### Data records
## start

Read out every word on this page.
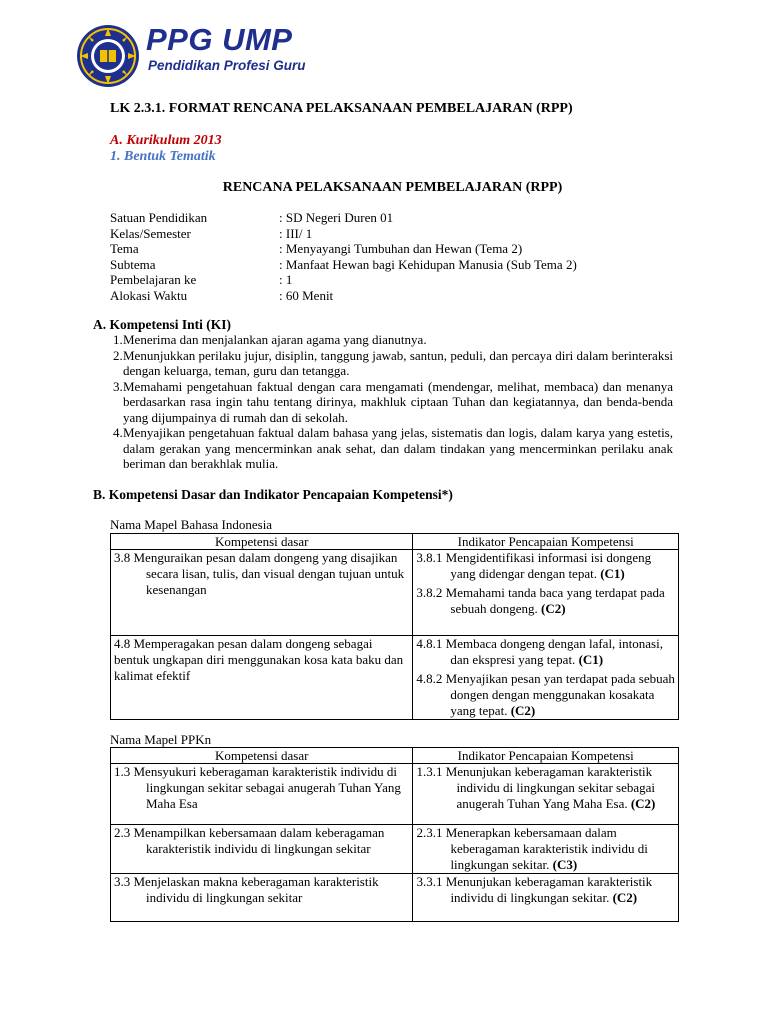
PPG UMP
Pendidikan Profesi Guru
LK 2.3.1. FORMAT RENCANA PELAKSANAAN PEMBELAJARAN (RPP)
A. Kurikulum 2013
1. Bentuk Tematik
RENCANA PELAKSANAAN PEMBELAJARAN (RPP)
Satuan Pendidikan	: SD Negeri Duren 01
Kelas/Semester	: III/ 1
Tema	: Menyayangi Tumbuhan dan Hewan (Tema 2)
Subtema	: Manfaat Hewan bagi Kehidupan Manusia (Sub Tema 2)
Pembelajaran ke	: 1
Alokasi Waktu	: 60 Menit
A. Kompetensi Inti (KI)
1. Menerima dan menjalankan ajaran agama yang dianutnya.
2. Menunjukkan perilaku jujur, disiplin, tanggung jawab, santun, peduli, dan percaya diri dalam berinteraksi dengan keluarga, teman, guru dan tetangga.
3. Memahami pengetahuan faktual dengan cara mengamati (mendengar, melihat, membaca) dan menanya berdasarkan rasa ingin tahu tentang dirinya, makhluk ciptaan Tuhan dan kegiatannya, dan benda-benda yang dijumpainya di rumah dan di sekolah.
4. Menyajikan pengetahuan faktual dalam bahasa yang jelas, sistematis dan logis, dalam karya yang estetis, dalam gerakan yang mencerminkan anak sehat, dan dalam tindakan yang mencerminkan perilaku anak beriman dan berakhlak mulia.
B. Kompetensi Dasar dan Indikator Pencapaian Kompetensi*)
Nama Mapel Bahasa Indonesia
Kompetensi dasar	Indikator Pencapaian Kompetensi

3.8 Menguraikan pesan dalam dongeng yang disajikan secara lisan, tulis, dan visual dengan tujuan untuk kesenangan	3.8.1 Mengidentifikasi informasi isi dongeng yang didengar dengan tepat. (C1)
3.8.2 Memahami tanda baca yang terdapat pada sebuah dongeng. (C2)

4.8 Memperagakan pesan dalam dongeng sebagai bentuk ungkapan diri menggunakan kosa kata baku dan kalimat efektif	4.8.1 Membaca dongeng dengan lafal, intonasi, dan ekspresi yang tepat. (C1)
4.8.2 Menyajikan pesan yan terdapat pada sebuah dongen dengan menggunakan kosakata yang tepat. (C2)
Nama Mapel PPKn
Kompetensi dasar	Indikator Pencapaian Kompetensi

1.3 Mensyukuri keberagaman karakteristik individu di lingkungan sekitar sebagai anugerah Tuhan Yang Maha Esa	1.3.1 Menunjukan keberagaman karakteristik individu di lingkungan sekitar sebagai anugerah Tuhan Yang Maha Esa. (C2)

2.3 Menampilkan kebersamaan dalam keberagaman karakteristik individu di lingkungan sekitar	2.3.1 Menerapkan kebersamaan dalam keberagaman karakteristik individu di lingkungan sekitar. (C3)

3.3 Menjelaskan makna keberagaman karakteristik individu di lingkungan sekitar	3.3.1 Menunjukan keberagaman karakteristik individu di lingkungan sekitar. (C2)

## end
## start

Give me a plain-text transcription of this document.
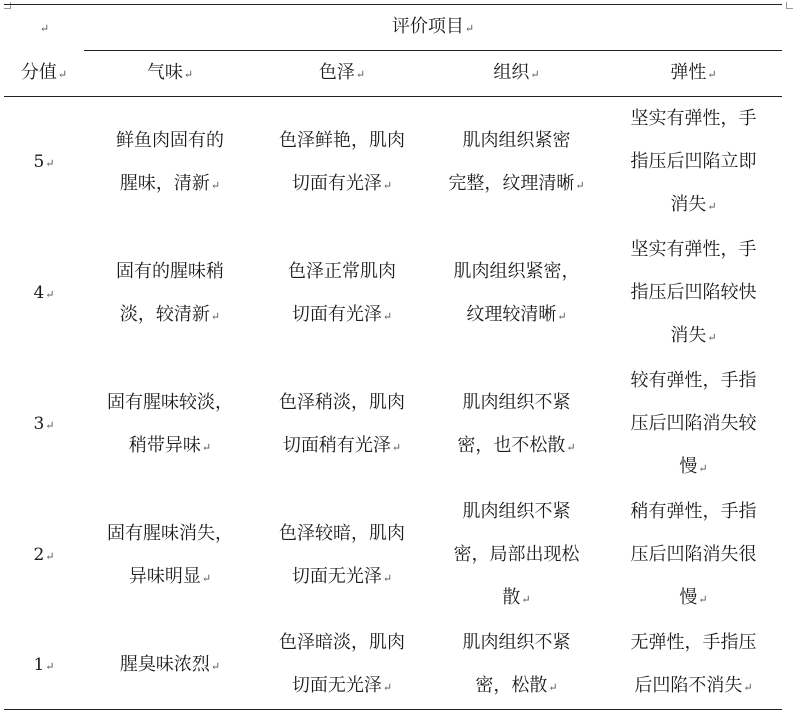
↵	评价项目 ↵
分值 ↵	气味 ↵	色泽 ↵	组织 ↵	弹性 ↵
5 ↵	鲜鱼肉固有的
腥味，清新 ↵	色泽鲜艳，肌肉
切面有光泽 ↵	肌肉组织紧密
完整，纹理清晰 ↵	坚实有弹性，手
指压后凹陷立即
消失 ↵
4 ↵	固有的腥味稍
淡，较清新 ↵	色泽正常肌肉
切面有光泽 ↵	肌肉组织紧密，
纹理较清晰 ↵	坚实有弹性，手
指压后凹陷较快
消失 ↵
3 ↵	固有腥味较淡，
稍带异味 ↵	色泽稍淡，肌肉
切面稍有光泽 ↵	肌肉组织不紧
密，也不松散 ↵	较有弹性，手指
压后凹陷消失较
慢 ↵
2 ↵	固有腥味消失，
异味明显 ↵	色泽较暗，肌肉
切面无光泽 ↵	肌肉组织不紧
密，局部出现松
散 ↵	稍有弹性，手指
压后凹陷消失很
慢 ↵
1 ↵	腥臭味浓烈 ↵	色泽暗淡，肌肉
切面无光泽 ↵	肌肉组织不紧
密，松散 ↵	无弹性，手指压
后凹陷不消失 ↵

## end
## start

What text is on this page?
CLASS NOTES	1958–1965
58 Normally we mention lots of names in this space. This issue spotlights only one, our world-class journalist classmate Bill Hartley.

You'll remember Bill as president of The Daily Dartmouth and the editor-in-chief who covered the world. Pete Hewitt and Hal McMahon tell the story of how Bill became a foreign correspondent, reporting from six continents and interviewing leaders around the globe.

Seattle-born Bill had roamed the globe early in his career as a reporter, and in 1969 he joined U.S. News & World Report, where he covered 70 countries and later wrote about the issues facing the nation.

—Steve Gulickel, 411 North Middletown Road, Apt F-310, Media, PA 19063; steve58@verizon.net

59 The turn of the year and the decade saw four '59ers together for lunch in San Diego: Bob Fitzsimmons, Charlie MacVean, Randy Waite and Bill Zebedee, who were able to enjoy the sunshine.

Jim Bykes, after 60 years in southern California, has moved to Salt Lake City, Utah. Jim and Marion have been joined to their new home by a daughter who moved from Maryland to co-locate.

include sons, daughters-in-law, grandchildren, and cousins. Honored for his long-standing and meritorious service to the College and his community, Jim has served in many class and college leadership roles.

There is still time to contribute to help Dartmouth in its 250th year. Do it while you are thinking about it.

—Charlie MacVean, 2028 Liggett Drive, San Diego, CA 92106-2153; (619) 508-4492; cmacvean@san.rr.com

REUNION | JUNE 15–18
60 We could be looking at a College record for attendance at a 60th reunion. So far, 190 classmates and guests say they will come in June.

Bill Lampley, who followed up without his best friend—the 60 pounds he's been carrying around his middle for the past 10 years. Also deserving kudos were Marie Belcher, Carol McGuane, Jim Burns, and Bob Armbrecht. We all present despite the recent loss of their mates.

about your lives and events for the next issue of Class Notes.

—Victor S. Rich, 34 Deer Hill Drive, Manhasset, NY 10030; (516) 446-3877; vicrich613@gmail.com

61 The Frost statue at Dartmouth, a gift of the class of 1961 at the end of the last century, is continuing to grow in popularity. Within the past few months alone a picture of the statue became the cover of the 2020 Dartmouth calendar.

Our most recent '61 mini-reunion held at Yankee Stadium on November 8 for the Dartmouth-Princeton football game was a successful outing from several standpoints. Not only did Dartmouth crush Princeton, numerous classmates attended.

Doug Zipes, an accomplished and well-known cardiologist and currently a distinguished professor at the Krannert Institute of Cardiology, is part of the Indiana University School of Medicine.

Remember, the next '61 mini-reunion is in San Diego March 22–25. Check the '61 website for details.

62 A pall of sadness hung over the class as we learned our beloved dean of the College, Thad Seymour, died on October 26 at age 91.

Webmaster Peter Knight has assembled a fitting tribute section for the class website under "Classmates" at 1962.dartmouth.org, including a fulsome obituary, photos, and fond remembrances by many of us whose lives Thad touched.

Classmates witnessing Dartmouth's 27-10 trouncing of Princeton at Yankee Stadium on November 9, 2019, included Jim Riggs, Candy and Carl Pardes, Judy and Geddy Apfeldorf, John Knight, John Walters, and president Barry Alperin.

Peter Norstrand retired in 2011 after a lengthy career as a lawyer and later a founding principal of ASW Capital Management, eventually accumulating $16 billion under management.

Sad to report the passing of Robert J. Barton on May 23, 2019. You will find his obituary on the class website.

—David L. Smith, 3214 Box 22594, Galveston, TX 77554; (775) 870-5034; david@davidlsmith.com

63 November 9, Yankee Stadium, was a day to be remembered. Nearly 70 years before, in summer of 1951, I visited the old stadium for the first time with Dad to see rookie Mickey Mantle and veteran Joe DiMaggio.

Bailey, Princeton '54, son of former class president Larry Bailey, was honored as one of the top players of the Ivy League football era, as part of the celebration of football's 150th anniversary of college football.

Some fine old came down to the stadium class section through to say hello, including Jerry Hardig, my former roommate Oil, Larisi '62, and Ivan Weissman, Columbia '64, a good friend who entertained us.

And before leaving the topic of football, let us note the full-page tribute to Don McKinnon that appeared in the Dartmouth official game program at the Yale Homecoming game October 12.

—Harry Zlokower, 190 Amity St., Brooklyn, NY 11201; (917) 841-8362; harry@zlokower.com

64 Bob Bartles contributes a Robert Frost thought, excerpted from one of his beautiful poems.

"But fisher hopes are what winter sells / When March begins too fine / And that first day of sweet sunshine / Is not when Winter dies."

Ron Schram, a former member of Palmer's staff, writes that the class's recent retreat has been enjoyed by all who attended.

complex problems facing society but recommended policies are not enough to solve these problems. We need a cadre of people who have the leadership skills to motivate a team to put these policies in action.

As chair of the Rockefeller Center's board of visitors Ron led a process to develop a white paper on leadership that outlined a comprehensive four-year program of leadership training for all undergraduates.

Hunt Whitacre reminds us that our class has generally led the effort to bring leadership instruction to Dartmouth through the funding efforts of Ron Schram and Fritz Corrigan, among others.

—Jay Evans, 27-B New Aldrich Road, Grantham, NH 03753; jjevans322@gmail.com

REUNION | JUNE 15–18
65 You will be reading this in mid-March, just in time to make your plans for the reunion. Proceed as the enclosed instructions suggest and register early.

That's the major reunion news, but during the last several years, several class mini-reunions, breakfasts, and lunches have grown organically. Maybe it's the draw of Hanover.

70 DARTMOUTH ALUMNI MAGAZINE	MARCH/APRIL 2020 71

## end

### YOUR INSTRUCTIONS
In the material above, how many lines hold the word "Yankee"? Say only the number.

### THE REPLY
3